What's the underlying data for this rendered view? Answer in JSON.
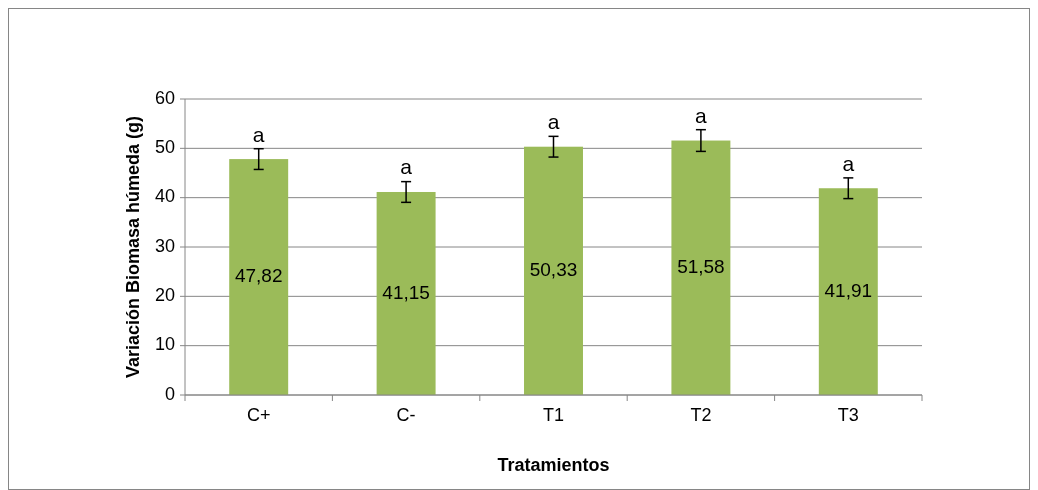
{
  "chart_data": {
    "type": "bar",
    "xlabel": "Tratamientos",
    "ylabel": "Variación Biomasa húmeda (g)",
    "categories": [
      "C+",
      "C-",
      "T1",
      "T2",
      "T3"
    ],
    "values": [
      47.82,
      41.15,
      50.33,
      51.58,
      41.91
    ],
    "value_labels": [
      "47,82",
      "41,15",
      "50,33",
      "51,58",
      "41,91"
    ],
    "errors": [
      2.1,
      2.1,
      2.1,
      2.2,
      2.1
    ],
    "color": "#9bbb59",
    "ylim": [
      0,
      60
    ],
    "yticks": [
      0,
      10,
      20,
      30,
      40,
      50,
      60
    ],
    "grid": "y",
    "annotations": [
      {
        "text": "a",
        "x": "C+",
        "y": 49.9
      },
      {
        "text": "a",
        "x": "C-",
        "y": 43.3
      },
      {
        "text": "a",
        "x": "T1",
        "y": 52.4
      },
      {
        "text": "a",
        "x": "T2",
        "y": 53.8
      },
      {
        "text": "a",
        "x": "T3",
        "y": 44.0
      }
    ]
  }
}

■ ■ ■

◆ WHAT IS ASKED:
Set the data above down again exactly as given, with no pictures.

◆ RESPONSE TO THE TASK:
What's the underlying data for this rendered view? Answer in JSON.
{
  "chart_data": {
    "type": "bar",
    "xlabel": "Tratamientos",
    "ylabel": "Variación Biomasa húmeda (g)",
    "categories": [
      "C+",
      "C-",
      "T1",
      "T2",
      "T3"
    ],
    "values": [
      47.82,
      41.15,
      50.33,
      51.58,
      41.91
    ],
    "value_labels": [
      "47,82",
      "41,15",
      "50,33",
      "51,58",
      "41,91"
    ],
    "errors": [
      2.1,
      2.1,
      2.1,
      2.2,
      2.1
    ],
    "color": "#9bbb59",
    "ylim": [
      0,
      60
    ],
    "yticks": [
      0,
      10,
      20,
      30,
      40,
      50,
      60
    ],
    "grid": "y",
    "annotations": [
      {
        "text": "a",
        "x": "C+",
        "y": 49.9
      },
      {
        "text": "a",
        "x": "C-",
        "y": 43.3
      },
      {
        "text": "a",
        "x": "T1",
        "y": 52.4
      },
      {
        "text": "a",
        "x": "T2",
        "y": 53.8
      },
      {
        "text": "a",
        "x": "T3",
        "y": 44.0
      }
    ]
  }
}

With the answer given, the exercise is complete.